--- begin ---

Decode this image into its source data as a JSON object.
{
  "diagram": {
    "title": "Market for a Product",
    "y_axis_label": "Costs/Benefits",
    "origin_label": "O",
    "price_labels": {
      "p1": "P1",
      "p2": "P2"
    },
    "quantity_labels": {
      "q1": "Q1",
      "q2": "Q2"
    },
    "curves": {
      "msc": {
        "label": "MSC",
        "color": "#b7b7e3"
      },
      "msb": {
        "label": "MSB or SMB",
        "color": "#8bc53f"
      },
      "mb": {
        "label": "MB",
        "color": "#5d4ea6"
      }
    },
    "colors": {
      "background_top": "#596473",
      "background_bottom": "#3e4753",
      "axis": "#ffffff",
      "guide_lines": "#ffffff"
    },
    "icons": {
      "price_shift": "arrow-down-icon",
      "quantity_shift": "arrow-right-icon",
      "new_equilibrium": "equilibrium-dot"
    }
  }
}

--- end ---

WHAT THE TASK REQUIRES = Type the material above out again, exactly.

TASK RESPONSE =
Decode this image into its source data as a JSON object.
{
  "diagram": {
    "title": "Market for a Product",
    "y_axis_label": "Costs/Benefits",
    "origin_label": "O",
    "price_labels": {
      "p1": "P1",
      "p2": "P2"
    },
    "quantity_labels": {
      "q1": "Q1",
      "q2": "Q2"
    },
    "curves": {
      "msc": {
        "label": "MSC",
        "color": "#b7b7e3"
      },
      "msb": {
        "label": "MSB or SMB",
        "color": "#8bc53f"
      },
      "mb": {
        "label": "MB",
        "color": "#5d4ea6"
      }
    },
    "colors": {
      "background_top": "#596473",
      "background_bottom": "#3e4753",
      "axis": "#ffffff",
      "guide_lines": "#ffffff"
    },
    "icons": {
      "price_shift": "arrow-down-icon",
      "quantity_shift": "arrow-right-icon",
      "new_equilibrium": "equilibrium-dot"
    }
  }
}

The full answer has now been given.